Dataset entries.

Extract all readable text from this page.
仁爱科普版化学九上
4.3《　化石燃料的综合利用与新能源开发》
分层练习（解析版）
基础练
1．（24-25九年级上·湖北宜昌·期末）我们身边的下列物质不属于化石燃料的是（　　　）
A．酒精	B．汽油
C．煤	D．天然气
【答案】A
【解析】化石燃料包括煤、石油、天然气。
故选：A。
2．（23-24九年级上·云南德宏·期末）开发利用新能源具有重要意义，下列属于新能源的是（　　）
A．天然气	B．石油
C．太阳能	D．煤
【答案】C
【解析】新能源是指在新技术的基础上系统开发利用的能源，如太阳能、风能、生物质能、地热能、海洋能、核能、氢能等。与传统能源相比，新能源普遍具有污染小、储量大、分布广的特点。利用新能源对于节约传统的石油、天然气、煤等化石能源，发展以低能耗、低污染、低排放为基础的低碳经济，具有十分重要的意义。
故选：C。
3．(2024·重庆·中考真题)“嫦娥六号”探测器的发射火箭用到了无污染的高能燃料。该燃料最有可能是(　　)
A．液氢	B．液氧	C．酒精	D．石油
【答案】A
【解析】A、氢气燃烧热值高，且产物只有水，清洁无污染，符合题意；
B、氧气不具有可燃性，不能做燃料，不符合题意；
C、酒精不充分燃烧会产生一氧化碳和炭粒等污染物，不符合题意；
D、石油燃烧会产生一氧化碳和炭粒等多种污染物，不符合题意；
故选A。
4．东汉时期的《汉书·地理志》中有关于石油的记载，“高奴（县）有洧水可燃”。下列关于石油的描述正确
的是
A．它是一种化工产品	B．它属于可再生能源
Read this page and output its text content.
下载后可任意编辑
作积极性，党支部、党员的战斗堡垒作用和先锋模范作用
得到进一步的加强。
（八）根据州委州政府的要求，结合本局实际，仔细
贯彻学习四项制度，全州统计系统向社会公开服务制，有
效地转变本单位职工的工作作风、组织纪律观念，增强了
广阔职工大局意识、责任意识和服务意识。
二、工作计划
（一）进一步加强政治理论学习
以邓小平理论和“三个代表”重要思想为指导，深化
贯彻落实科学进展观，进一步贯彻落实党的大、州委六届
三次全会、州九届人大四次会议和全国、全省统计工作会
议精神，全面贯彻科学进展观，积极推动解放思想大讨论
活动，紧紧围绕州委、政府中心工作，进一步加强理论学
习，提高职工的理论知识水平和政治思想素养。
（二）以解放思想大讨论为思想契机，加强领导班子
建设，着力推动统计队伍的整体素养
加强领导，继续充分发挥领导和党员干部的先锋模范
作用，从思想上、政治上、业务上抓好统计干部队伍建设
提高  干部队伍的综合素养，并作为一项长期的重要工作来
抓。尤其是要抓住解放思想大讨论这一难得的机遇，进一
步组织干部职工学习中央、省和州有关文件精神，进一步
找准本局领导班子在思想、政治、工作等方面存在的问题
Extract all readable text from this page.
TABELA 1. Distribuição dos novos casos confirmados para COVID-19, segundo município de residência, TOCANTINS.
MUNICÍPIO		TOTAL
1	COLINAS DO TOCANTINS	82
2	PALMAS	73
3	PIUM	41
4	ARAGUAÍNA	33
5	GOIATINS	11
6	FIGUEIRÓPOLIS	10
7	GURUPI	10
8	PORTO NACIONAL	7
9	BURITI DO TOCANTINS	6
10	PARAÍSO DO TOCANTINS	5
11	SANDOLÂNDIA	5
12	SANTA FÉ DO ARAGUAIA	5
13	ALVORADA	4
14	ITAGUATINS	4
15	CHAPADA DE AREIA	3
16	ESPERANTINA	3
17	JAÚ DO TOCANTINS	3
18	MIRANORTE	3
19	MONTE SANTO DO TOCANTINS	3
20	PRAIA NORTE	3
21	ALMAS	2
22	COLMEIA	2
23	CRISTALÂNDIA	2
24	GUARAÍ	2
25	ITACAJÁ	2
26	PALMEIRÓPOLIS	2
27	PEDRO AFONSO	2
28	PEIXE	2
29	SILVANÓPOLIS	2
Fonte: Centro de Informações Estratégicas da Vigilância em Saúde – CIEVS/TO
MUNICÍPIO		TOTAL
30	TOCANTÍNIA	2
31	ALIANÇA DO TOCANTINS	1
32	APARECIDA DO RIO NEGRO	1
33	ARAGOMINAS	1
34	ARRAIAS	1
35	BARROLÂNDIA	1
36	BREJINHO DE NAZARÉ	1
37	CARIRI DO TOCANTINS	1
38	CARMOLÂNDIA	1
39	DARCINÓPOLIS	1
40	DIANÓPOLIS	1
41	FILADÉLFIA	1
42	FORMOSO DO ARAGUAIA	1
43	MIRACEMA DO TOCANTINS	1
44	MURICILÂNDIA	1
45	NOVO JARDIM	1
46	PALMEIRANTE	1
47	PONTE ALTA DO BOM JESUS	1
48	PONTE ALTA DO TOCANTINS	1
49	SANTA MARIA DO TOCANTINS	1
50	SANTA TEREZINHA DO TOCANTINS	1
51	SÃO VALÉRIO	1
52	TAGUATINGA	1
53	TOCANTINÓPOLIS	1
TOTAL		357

Description of the task. Every entry must be retyped in full, exactly as given.

In response.
Extract all readable text from this page.
仁爱科普版化学九上
4.3《　化石燃料的综合利用与新能源开发》
分层练习（解析版）
基础练
1．（24-25九年级上·湖北宜昌·期末）我们身边的下列物质不属于化石燃料的是（　　　）
A．酒精	B．汽油
C．煤	D．天然气
【答案】A
【解析】化石燃料包括煤、石油、天然气。
故选：A。
2．（23-24九年级上·云南德宏·期末）开发利用新能源具有重要意义，下列属于新能源的是（　　）
A．天然气	B．石油
C．太阳能	D．煤
【答案】C
【解析】新能源是指在新技术的基础上系统开发利用的能源，如太阳能、风能、生物质能、地热能、海洋能、核能、氢能等。与传统能源相比，新能源普遍具有污染小、储量大、分布广的特点。利用新能源对于节约传统的石油、天然气、煤等化石能源，发展以低能耗、低污染、低排放为基础的低碳经济，具有十分重要的意义。
故选：C。
3．(2024·重庆·中考真题)“嫦娥六号”探测器的发射火箭用到了无污染的高能燃料。该燃料最有可能是(　　)
A．液氢	B．液氧	C．酒精	D．石油
【答案】A
【解析】A、氢气燃烧热值高，且产物只有水，清洁无污染，符合题意；
B、氧气不具有可燃性，不能做燃料，不符合题意；
C、酒精不充分燃烧会产生一氧化碳和炭粒等污染物，不符合题意；
D、石油燃烧会产生一氧化碳和炭粒等多种污染物，不符合题意；
故选A。
4．东汉时期的《汉书·地理志》中有关于石油的记载，“高奴（县）有洧水可燃”。下列关于石油的描述正确
的是
A．它是一种化工产品	B．它属于可再生能源
Read this page and output its text content.
下载后可任意编辑
作积极性，党支部、党员的战斗堡垒作用和先锋模范作用
得到进一步的加强。
（八）根据州委州政府的要求，结合本局实际，仔细
贯彻学习四项制度，全州统计系统向社会公开服务制，有
效地转变本单位职工的工作作风、组织纪律观念，增强了
广阔职工大局意识、责任意识和服务意识。
二、工作计划
（一）进一步加强政治理论学习
以邓小平理论和“三个代表”重要思想为指导，深化
贯彻落实科学进展观，进一步贯彻落实党的大、州委六届
三次全会、州九届人大四次会议和全国、全省统计工作会
议精神，全面贯彻科学进展观，积极推动解放思想大讨论
活动，紧紧围绕州委、政府中心工作，进一步加强理论学
习，提高职工的理论知识水平和政治思想素养。
（二）以解放思想大讨论为思想契机，加强领导班子
建设，着力推动统计队伍的整体素养
加强领导，继续充分发挥领导和党员干部的先锋模范
作用，从思想上、政治上、业务上抓好统计干部队伍建设
提高  干部队伍的综合素养，并作为一项长期的重要工作来
抓。尤其是要抓住解放思想大讨论这一难得的机遇，进一
步组织干部职工学习中央、省和州有关文件精神，进一步
找准本局领导班子在思想、政治、工作等方面存在的问题
Extract all readable text from this page.
TABELA 1. Distribuição dos novos casos confirmados para COVID-19, segundo município de residência, TOCANTINS.
MUNICÍPIO		TOTAL
1	COLINAS DO TOCANTINS	82
2	PALMAS	73
3	PIUM	41
4	ARAGUAÍNA	33
5	GOIATINS	11
6	FIGUEIRÓPOLIS	10
7	GURUPI	10
8	PORTO NACIONAL	7
9	BURITI DO TOCANTINS	6
10	PARAÍSO DO TOCANTINS	5
11	SANDOLÂNDIA	5
12	SANTA FÉ DO ARAGUAIA	5
13	ALVORADA	4
14	ITAGUATINS	4
15	CHAPADA DE AREIA	3
16	ESPERANTINA	3
17	JAÚ DO TOCANTINS	3
18	MIRANORTE	3
19	MONTE SANTO DO TOCANTINS	3
20	PRAIA NORTE	3
21	ALMAS	2
22	COLMEIA	2
23	CRISTALÂNDIA	2
24	GUARAÍ	2
25	ITACAJÁ	2
26	PALMEIRÓPOLIS	2
27	PEDRO AFONSO	2
28	PEIXE	2
29	SILVANÓPOLIS	2
Fonte: Centro de Informações Estratégicas da Vigilância em Saúde – CIEVS/TO
MUNICÍPIO		TOTAL
30	TOCANTÍNIA	2
31	ALIANÇA DO TOCANTINS	1
32	APARECIDA DO RIO NEGRO	1
33	ARAGOMINAS	1
34	ARRAIAS	1
35	BARROLÂNDIA	1
36	BREJINHO DE NAZARÉ	1
37	CARIRI DO TOCANTINS	1
38	CARMOLÂNDIA	1
39	DARCINÓPOLIS	1
40	DIANÓPOLIS	1
41	FILADÉLFIA	1
42	FORMOSO DO ARAGUAIA	1
43	MIRACEMA DO TOCANTINS	1
44	MURICILÂNDIA	1
45	NOVO JARDIM	1
46	PALMEIRANTE	1
47	PONTE ALTA DO BOM JESUS	1
48	PONTE ALTA DO TOCANTINS	1
49	SANTA MARIA DO TOCANTINS	1
50	SANTA TEREZINHA DO TOCANTINS	1
51	SÃO VALÉRIO	1
52	TAGUATINGA	1
53	TOCANTINÓPOLIS	1
TOTAL		357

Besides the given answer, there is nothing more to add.